[Dataset records]
==========
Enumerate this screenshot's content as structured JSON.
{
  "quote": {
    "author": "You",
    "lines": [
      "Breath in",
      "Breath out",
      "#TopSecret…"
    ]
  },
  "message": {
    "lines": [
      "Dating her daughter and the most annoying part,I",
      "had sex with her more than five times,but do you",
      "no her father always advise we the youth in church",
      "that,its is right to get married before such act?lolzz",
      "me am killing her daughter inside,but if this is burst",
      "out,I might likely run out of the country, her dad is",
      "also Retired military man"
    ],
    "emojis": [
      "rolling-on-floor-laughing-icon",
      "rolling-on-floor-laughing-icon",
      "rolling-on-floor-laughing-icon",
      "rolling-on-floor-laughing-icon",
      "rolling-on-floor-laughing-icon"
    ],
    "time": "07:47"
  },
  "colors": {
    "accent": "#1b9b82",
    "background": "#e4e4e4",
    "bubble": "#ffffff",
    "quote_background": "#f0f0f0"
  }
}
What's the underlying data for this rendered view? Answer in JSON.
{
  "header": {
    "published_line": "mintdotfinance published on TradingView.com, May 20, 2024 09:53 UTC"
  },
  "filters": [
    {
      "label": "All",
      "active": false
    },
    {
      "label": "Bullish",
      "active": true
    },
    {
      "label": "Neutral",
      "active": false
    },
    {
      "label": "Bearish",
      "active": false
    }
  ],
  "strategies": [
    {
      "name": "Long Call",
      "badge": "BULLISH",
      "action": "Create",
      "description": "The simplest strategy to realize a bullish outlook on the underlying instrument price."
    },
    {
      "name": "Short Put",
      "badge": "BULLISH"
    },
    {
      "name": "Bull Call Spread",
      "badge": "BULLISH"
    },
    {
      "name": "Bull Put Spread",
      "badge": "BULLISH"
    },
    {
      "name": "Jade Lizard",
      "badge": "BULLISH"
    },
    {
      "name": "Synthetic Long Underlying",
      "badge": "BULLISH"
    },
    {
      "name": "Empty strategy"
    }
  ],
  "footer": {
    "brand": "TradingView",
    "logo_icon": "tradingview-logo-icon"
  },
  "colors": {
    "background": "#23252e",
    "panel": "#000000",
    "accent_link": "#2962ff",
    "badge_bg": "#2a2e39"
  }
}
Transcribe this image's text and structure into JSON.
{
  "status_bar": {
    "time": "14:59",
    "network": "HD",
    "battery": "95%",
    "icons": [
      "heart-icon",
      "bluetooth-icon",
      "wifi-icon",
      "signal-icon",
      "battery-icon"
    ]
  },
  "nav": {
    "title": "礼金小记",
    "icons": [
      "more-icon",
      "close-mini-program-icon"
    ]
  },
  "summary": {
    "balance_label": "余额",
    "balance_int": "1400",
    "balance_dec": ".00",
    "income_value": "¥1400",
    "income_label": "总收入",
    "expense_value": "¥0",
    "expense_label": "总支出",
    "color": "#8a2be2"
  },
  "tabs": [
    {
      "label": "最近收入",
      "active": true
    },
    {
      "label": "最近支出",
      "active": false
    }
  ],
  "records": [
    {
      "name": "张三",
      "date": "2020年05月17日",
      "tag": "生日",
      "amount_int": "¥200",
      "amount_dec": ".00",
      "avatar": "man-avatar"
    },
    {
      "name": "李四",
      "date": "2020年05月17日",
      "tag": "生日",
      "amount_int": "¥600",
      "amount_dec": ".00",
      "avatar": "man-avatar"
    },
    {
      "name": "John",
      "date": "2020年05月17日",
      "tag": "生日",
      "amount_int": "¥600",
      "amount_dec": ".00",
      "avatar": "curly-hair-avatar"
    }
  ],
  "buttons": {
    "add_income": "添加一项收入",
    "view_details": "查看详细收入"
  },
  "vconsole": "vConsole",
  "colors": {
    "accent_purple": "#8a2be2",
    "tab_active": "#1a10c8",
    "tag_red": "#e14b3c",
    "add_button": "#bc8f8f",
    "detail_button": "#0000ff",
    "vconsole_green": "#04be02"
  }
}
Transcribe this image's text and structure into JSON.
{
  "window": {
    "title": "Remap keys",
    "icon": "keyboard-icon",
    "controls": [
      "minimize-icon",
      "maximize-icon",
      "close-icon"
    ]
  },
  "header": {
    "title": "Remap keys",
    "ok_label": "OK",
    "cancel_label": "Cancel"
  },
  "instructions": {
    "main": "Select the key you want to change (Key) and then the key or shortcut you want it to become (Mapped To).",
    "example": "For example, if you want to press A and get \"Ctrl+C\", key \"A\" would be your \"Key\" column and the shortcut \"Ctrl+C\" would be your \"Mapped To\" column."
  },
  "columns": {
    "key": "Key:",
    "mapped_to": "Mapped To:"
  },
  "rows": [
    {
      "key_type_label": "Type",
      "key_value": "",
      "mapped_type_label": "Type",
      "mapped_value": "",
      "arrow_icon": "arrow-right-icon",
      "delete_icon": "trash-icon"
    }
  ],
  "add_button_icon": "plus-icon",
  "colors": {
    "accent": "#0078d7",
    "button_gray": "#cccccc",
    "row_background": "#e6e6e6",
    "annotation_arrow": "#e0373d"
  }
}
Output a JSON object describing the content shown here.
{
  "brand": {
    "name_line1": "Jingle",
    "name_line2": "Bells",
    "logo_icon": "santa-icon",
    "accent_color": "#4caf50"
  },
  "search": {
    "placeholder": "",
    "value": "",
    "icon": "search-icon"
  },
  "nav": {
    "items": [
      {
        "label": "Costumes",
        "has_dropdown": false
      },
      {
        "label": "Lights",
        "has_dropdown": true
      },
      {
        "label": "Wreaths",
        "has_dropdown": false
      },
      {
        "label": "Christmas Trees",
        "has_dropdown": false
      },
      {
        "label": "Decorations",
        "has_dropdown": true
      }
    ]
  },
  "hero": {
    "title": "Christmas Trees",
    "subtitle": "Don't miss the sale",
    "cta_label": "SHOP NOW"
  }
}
==========
## WHAT THE EXERCISE ASKS
Read the data above and count the lines that include "want". Answer only with the count.

## SOLUTION TO THE EXERCISE
2